Transcribe the entries exactly; images are not part of the copy.
>> Begin GIVEN RECORDS
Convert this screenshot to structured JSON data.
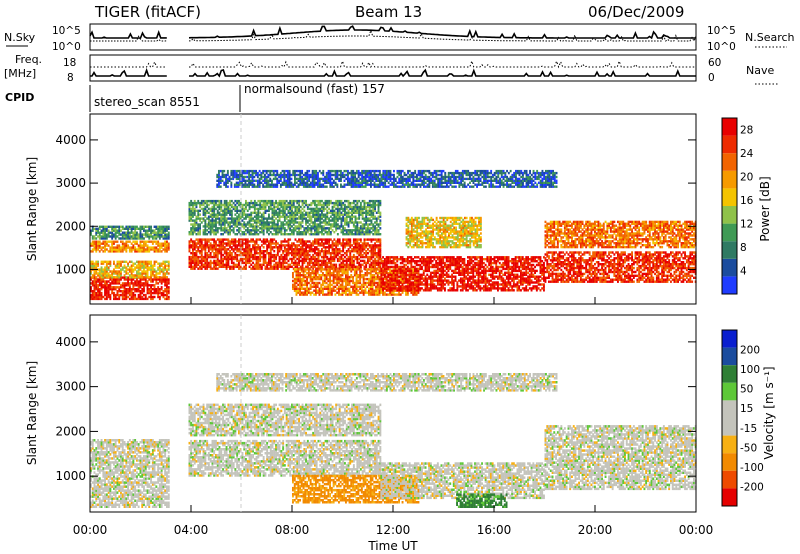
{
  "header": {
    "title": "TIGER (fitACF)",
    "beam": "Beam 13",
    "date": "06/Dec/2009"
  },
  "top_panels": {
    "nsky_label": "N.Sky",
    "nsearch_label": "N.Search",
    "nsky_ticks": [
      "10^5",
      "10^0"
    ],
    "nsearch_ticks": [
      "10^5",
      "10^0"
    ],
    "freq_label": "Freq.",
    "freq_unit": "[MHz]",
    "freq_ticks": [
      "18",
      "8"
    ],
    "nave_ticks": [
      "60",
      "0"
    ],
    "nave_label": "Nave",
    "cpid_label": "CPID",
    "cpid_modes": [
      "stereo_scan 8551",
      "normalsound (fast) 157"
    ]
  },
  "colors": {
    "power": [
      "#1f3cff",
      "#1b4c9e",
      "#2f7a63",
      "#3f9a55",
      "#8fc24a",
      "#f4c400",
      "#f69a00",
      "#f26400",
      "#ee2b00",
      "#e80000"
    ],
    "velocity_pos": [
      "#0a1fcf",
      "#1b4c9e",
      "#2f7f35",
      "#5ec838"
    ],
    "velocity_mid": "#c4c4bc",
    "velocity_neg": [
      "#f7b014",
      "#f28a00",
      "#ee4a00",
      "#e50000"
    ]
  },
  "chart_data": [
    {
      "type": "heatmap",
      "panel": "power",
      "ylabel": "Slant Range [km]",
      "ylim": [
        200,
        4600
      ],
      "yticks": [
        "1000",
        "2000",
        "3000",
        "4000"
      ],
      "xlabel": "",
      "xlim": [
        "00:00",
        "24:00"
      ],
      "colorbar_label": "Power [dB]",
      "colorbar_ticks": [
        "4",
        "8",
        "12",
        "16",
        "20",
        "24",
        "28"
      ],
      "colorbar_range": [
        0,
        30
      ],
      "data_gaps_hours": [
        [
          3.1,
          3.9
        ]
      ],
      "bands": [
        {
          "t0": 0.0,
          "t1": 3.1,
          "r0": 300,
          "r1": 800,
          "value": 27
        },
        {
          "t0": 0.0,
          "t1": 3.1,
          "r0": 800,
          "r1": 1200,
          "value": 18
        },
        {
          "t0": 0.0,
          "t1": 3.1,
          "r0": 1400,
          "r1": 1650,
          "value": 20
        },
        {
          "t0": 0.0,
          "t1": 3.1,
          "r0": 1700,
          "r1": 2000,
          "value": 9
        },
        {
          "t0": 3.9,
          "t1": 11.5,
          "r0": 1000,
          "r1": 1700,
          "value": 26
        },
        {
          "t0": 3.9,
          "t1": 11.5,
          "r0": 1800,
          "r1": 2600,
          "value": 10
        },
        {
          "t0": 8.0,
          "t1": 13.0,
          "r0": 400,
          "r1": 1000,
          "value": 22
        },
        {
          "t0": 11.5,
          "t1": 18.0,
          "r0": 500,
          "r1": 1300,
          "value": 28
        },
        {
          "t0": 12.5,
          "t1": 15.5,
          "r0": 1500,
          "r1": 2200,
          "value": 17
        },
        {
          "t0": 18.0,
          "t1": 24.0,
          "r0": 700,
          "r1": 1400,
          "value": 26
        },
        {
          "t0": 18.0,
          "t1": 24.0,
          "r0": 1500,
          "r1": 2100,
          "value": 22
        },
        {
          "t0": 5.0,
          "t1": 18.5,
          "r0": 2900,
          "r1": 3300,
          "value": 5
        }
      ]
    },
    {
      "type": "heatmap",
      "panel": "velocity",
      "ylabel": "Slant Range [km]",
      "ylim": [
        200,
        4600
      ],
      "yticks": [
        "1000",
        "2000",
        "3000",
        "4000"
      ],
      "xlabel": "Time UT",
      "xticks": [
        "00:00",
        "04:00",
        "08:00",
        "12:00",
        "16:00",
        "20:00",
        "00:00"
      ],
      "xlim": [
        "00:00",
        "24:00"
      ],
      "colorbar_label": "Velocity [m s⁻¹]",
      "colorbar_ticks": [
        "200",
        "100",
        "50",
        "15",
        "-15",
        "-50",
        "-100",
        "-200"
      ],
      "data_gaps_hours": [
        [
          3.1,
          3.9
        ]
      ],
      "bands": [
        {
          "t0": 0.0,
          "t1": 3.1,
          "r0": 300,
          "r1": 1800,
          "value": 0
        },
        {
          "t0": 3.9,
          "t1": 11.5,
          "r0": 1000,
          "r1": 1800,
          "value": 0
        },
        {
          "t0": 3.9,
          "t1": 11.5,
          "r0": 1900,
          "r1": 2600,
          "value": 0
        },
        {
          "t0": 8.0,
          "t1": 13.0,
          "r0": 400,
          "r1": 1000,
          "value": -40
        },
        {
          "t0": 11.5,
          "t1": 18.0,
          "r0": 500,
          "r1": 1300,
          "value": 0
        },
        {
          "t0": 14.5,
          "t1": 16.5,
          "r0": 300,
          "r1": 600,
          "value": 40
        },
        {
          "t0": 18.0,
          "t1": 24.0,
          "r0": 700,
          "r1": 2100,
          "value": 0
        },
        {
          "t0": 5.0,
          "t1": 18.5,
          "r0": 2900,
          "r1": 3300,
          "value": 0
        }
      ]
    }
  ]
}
>> End GIVEN RECORDS
## [ANSWER TO THIS EXERCISE]
Convert this screenshot to structured JSON data.
{
  "header": {
    "title": "TIGER (fitACF)",
    "beam": "Beam 13",
    "date": "06/Dec/2009"
  },
  "top_panels": {
    "nsky_label": "N.Sky",
    "nsearch_label": "N.Search",
    "nsky_ticks": [
      "10^5",
      "10^0"
    ],
    "nsearch_ticks": [
      "10^5",
      "10^0"
    ],
    "freq_label": "Freq.",
    "freq_unit": "[MHz]",
    "freq_ticks": [
      "18",
      "8"
    ],
    "nave_ticks": [
      "60",
      "0"
    ],
    "nave_label": "Nave",
    "cpid_label": "CPID",
    "cpid_modes": [
      "stereo_scan 8551",
      "normalsound (fast) 157"
    ]
  },
  "colors": {
    "power": [
      "#1f3cff",
      "#1b4c9e",
      "#2f7a63",
      "#3f9a55",
      "#8fc24a",
      "#f4c400",
      "#f69a00",
      "#f26400",
      "#ee2b00",
      "#e80000"
    ],
    "velocity_pos": [
      "#0a1fcf",
      "#1b4c9e",
      "#2f7f35",
      "#5ec838"
    ],
    "velocity_mid": "#c4c4bc",
    "velocity_neg": [
      "#f7b014",
      "#f28a00",
      "#ee4a00",
      "#e50000"
    ]
  },
  "chart_data": [
    {
      "type": "heatmap",
      "panel": "power",
      "ylabel": "Slant Range [km]",
      "ylim": [
        200,
        4600
      ],
      "yticks": [
        "1000",
        "2000",
        "3000",
        "4000"
      ],
      "xlabel": "",
      "xlim": [
        "00:00",
        "24:00"
      ],
      "colorbar_label": "Power [dB]",
      "colorbar_ticks": [
        "4",
        "8",
        "12",
        "16",
        "20",
        "24",
        "28"
      ],
      "colorbar_range": [
        0,
        30
      ],
      "data_gaps_hours": [
        [
          3.1,
          3.9
        ]
      ],
      "bands": [
        {
          "t0": 0.0,
          "t1": 3.1,
          "r0": 300,
          "r1": 800,
          "value": 27
        },
        {
          "t0": 0.0,
          "t1": 3.1,
          "r0": 800,
          "r1": 1200,
          "value": 18
        },
        {
          "t0": 0.0,
          "t1": 3.1,
          "r0": 1400,
          "r1": 1650,
          "value": 20
        },
        {
          "t0": 0.0,
          "t1": 3.1,
          "r0": 1700,
          "r1": 2000,
          "value": 9
        },
        {
          "t0": 3.9,
          "t1": 11.5,
          "r0": 1000,
          "r1": 1700,
          "value": 26
        },
        {
          "t0": 3.9,
          "t1": 11.5,
          "r0": 1800,
          "r1": 2600,
          "value": 10
        },
        {
          "t0": 8.0,
          "t1": 13.0,
          "r0": 400,
          "r1": 1000,
          "value": 22
        },
        {
          "t0": 11.5,
          "t1": 18.0,
          "r0": 500,
          "r1": 1300,
          "value": 28
        },
        {
          "t0": 12.5,
          "t1": 15.5,
          "r0": 1500,
          "r1": 2200,
          "value": 17
        },
        {
          "t0": 18.0,
          "t1": 24.0,
          "r0": 700,
          "r1": 1400,
          "value": 26
        },
        {
          "t0": 18.0,
          "t1": 24.0,
          "r0": 1500,
          "r1": 2100,
          "value": 22
        },
        {
          "t0": 5.0,
          "t1": 18.5,
          "r0": 2900,
          "r1": 3300,
          "value": 5
        }
      ]
    },
    {
      "type": "heatmap",
      "panel": "velocity",
      "ylabel": "Slant Range [km]",
      "ylim": [
        200,
        4600
      ],
      "yticks": [
        "1000",
        "2000",
        "3000",
        "4000"
      ],
      "xlabel": "Time UT",
      "xticks": [
        "00:00",
        "04:00",
        "08:00",
        "12:00",
        "16:00",
        "20:00",
        "00:00"
      ],
      "xlim": [
        "00:00",
        "24:00"
      ],
      "colorbar_label": "Velocity [m s⁻¹]",
      "colorbar_ticks": [
        "200",
        "100",
        "50",
        "15",
        "-15",
        "-50",
        "-100",
        "-200"
      ],
      "data_gaps_hours": [
        [
          3.1,
          3.9
        ]
      ],
      "bands": [
        {
          "t0": 0.0,
          "t1": 3.1,
          "r0": 300,
          "r1": 1800,
          "value": 0
        },
        {
          "t0": 3.9,
          "t1": 11.5,
          "r0": 1000,
          "r1": 1800,
          "value": 0
        },
        {
          "t0": 3.9,
          "t1": 11.5,
          "r0": 1900,
          "r1": 2600,
          "value": 0
        },
        {
          "t0": 8.0,
          "t1": 13.0,
          "r0": 400,
          "r1": 1000,
          "value": -40
        },
        {
          "t0": 11.5,
          "t1": 18.0,
          "r0": 500,
          "r1": 1300,
          "value": 0
        },
        {
          "t0": 14.5,
          "t1": 16.5,
          "r0": 300,
          "r1": 600,
          "value": 40
        },
        {
          "t0": 18.0,
          "t1": 24.0,
          "r0": 700,
          "r1": 2100,
          "value": 0
        },
        {
          "t0": 5.0,
          "t1": 18.5,
          "r0": 2900,
          "r1": 3300,
          "value": 0
        }
      ]
    }
  ]
}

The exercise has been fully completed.